• Short task: Identify each line holding the string "fatto" and copy it.

(Data entries)
* BEGIN *

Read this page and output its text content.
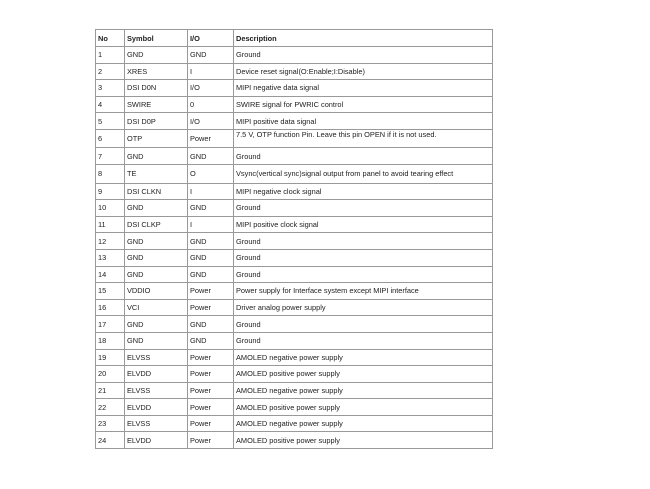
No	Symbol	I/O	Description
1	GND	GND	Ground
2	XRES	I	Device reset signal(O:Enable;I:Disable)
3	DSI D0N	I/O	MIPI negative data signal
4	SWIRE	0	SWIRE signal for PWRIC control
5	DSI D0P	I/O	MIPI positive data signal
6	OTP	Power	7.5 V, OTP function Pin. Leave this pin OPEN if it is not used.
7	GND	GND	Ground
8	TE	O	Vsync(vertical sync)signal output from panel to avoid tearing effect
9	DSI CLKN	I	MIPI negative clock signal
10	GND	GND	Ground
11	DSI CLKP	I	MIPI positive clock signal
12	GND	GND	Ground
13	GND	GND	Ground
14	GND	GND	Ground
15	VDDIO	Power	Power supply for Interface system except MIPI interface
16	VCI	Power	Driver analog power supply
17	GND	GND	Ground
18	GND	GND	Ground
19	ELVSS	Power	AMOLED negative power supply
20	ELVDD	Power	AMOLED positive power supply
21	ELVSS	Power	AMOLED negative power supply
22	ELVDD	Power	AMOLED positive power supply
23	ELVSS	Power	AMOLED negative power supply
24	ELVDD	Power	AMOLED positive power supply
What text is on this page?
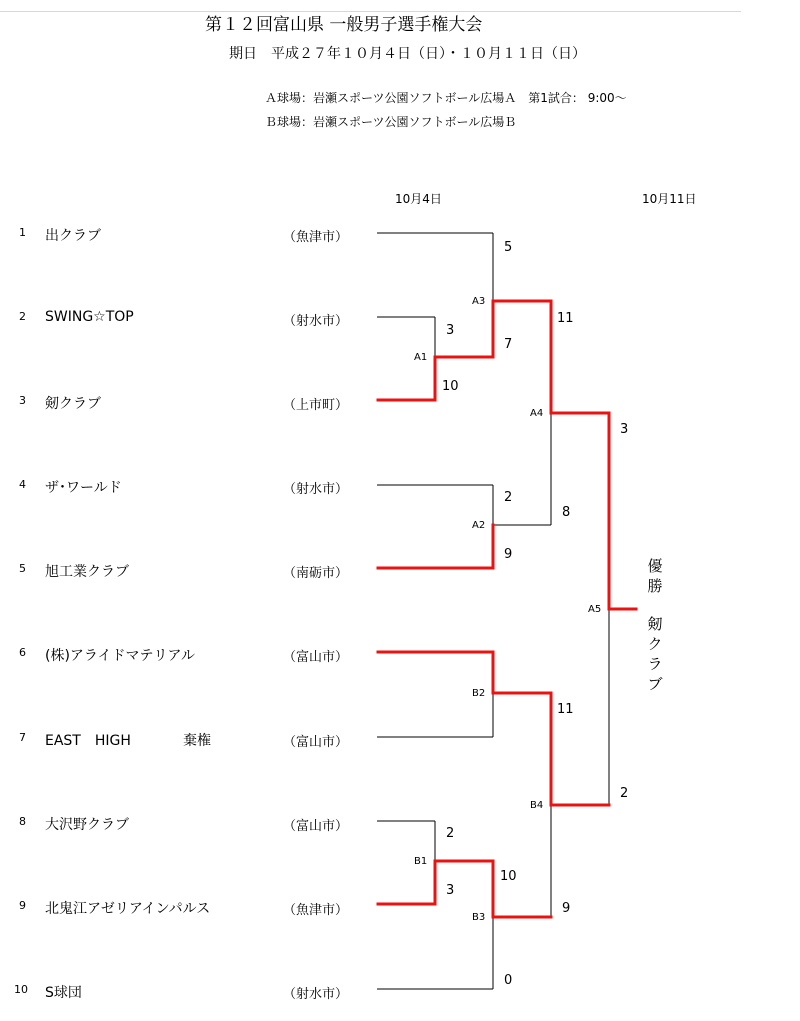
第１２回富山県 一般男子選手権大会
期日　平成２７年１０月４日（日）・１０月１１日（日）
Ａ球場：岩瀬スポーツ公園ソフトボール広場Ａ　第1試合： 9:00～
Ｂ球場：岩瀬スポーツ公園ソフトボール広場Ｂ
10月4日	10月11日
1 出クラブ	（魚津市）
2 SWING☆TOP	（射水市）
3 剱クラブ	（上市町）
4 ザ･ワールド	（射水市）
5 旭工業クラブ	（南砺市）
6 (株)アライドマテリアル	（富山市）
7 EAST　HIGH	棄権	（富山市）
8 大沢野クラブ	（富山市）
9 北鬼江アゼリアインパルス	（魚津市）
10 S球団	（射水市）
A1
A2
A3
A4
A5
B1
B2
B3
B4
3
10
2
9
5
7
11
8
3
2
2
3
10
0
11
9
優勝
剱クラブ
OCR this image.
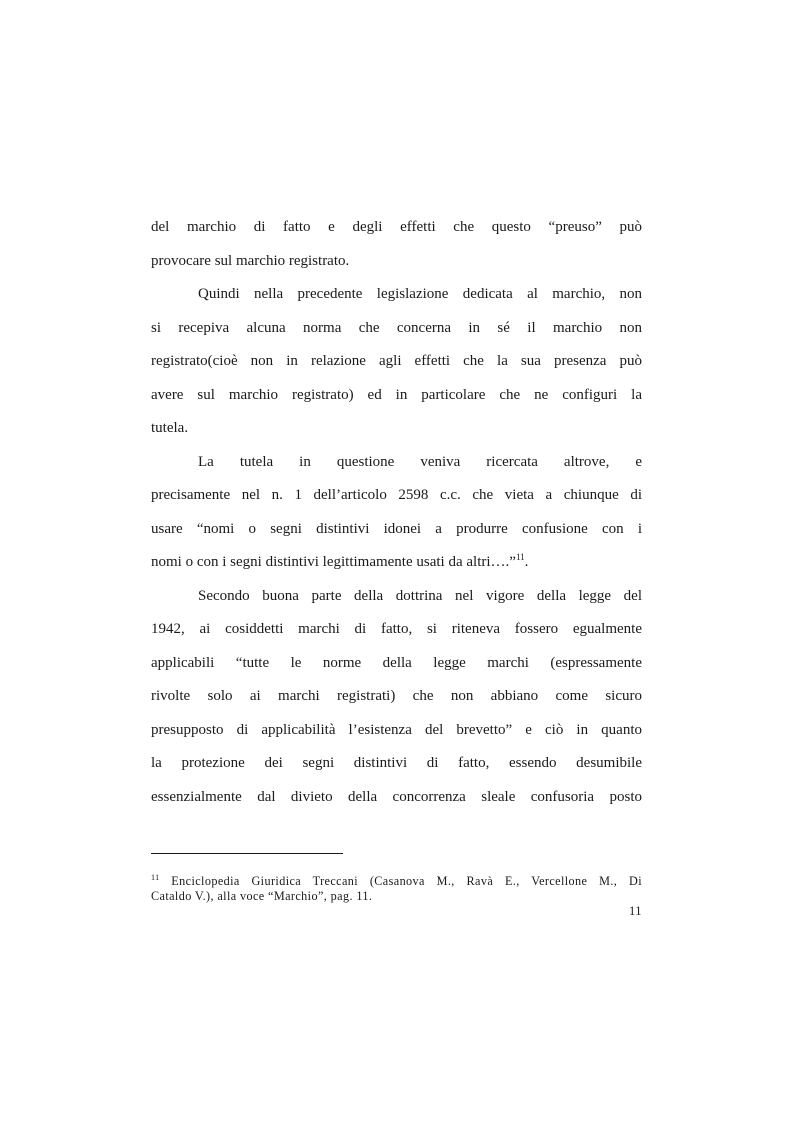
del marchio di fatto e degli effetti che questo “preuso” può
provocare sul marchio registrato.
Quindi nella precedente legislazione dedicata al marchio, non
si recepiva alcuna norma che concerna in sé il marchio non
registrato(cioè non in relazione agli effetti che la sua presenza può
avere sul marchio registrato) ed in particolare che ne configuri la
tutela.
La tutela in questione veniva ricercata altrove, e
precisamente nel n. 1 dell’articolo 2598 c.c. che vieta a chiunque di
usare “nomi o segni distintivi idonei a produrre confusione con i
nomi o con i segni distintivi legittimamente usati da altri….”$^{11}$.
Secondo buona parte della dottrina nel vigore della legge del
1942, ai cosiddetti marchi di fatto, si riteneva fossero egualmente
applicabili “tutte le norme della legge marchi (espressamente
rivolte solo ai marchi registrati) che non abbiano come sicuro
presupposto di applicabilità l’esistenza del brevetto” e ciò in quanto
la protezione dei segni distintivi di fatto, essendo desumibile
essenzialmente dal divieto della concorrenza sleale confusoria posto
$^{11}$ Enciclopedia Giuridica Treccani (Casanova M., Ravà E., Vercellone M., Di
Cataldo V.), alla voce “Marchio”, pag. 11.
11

* END *
* BEGIN *

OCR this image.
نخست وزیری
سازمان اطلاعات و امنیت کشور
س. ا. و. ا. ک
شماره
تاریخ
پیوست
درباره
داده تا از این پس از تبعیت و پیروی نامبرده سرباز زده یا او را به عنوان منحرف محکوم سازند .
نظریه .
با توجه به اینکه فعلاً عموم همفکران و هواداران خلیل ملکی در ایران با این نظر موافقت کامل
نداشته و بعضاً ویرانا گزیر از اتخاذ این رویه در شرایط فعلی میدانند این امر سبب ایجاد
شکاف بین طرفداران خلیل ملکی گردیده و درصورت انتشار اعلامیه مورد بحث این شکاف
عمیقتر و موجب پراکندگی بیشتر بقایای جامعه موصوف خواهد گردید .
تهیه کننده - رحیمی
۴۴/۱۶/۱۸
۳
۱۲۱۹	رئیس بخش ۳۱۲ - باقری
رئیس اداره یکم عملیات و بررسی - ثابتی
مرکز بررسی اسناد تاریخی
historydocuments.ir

* END *

• Response to this exercise:
del marchio di fatto e degli effetti che questo “preuso” può
1942, ai cosiddetti marchi di fatto, si riteneva fossero egualmente
la protezione dei segni distintivi di fatto, essendo desumibile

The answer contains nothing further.